**Task description:** Scan the following material for the string "right" and copy each line in which it appears.

**Task material:**
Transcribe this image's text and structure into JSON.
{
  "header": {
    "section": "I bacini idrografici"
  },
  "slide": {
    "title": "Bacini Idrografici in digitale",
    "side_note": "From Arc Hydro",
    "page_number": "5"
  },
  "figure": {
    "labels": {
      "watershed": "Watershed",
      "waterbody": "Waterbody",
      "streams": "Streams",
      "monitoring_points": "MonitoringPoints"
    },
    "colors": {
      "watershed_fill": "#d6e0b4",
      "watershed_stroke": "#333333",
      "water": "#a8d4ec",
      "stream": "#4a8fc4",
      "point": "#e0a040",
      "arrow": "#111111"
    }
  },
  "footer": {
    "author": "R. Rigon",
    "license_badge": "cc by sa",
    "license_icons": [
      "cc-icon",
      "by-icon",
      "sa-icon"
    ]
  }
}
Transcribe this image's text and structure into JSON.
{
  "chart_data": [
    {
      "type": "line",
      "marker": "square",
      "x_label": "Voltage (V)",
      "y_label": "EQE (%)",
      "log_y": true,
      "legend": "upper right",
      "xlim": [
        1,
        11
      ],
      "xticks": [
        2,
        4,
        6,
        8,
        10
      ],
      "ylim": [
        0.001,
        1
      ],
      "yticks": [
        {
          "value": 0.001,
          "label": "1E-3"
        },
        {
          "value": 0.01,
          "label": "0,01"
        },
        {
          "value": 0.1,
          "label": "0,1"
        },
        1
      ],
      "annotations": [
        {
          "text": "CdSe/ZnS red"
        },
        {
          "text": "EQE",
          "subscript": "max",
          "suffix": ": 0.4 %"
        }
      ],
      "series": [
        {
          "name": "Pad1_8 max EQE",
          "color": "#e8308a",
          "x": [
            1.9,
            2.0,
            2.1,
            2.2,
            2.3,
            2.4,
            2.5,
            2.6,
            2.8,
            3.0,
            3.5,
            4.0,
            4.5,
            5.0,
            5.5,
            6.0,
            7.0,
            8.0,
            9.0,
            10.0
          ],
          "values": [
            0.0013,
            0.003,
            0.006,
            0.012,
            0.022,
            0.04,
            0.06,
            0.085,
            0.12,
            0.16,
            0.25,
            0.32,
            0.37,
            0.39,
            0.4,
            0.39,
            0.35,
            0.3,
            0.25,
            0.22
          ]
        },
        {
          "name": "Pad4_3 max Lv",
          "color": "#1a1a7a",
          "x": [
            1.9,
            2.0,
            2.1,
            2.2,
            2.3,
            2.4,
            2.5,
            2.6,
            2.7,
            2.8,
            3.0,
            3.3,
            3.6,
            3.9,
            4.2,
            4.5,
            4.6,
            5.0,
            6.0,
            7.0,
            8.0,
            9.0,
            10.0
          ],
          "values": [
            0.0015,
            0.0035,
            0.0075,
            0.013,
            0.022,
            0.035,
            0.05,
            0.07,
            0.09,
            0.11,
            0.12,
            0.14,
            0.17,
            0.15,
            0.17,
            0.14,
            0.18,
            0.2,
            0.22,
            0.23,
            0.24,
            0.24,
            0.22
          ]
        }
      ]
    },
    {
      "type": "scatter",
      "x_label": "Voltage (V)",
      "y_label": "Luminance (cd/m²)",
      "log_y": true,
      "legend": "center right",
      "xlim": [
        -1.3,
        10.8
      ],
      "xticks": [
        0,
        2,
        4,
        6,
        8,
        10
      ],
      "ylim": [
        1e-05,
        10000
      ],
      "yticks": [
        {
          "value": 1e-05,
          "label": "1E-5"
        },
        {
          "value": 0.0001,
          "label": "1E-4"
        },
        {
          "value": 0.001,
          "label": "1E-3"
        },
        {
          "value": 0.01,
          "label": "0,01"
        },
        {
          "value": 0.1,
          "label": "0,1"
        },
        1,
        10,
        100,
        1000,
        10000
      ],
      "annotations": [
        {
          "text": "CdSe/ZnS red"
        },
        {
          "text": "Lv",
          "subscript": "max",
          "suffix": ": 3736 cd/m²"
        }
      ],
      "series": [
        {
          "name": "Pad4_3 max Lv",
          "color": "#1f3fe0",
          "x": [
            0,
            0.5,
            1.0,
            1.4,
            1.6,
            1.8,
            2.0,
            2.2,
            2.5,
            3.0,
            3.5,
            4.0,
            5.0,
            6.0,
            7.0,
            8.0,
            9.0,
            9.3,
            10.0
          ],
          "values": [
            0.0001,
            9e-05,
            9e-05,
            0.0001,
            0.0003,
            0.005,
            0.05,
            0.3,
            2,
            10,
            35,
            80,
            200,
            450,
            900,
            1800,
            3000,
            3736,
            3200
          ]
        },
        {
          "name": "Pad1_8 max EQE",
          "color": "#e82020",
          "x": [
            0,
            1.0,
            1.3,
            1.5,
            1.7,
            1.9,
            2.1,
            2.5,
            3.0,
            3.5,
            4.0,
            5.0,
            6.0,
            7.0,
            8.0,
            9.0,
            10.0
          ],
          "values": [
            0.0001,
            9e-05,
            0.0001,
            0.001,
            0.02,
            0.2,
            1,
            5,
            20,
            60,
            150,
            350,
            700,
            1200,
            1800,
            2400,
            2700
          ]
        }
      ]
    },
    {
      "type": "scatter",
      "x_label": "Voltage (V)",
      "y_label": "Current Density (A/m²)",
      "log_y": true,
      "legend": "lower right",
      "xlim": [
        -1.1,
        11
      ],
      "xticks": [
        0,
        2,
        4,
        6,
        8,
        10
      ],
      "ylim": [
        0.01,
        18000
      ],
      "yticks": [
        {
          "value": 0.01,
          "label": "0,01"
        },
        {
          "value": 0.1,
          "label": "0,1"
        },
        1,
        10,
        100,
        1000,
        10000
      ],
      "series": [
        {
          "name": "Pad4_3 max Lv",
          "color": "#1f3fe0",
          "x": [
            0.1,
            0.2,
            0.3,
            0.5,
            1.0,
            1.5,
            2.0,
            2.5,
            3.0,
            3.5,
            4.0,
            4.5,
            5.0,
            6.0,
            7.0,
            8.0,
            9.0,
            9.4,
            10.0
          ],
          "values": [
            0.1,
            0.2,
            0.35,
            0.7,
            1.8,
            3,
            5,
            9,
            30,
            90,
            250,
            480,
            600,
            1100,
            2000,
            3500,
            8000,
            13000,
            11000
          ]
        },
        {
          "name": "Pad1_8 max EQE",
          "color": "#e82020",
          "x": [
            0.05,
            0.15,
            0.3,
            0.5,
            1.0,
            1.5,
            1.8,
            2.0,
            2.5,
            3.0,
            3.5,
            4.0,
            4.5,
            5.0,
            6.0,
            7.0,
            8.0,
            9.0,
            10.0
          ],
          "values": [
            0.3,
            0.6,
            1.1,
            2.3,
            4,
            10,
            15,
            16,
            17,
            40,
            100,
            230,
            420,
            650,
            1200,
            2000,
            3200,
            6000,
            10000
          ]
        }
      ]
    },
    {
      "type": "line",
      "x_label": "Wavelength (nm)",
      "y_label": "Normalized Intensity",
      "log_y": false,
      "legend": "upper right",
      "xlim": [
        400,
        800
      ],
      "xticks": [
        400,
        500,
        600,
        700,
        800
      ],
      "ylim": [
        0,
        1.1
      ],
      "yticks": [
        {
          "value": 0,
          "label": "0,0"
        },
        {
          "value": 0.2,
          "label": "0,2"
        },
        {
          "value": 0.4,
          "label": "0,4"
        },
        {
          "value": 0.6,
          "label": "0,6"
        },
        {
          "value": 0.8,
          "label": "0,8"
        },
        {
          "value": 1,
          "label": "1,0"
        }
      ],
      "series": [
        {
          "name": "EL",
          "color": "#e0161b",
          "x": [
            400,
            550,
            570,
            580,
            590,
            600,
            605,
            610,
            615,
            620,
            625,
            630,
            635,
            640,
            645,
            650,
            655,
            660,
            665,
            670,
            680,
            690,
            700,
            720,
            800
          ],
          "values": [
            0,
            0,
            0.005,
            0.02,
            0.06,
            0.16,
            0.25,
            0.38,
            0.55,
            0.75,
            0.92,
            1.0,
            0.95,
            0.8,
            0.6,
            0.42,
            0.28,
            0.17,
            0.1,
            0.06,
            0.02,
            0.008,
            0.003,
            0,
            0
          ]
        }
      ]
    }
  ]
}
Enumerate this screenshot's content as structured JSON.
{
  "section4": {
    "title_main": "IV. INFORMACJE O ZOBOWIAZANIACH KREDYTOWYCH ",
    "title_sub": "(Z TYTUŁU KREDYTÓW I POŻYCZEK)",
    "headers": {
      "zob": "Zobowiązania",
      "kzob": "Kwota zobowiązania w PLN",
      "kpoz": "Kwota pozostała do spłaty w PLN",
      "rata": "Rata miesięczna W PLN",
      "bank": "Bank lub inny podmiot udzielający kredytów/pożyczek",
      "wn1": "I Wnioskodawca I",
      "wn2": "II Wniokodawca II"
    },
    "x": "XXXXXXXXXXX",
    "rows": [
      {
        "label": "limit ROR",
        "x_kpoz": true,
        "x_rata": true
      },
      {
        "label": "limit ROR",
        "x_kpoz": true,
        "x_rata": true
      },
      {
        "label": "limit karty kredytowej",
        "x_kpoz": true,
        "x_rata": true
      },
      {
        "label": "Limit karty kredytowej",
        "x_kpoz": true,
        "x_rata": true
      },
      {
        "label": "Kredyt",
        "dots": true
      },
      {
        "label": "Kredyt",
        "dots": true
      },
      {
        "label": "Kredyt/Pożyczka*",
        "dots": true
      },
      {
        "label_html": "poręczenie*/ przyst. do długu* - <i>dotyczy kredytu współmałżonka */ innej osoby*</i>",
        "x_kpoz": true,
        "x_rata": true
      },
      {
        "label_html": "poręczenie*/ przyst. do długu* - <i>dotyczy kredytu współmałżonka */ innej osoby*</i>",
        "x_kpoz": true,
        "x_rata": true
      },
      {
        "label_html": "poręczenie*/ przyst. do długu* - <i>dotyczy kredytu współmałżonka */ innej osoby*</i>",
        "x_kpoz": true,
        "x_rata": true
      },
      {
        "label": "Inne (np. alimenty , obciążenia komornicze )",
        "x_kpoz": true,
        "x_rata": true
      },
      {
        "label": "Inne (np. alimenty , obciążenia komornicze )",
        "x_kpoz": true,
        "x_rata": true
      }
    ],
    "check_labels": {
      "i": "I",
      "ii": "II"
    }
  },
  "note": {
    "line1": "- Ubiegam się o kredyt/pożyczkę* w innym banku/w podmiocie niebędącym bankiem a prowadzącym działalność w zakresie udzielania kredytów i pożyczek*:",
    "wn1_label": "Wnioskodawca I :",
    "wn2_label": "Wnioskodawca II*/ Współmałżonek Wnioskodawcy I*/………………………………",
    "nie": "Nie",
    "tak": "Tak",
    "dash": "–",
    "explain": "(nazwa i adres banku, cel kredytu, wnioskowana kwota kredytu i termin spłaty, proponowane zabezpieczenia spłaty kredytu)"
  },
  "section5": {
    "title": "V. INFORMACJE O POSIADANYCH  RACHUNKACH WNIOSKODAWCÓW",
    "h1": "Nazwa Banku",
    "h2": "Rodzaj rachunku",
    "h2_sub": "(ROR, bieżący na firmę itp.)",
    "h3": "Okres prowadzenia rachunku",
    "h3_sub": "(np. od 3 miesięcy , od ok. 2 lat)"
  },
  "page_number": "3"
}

**Solution for this task:**
      "legend": "upper right",
      "legend": "center right",
      "legend": "lower right",
      "legend": "upper right",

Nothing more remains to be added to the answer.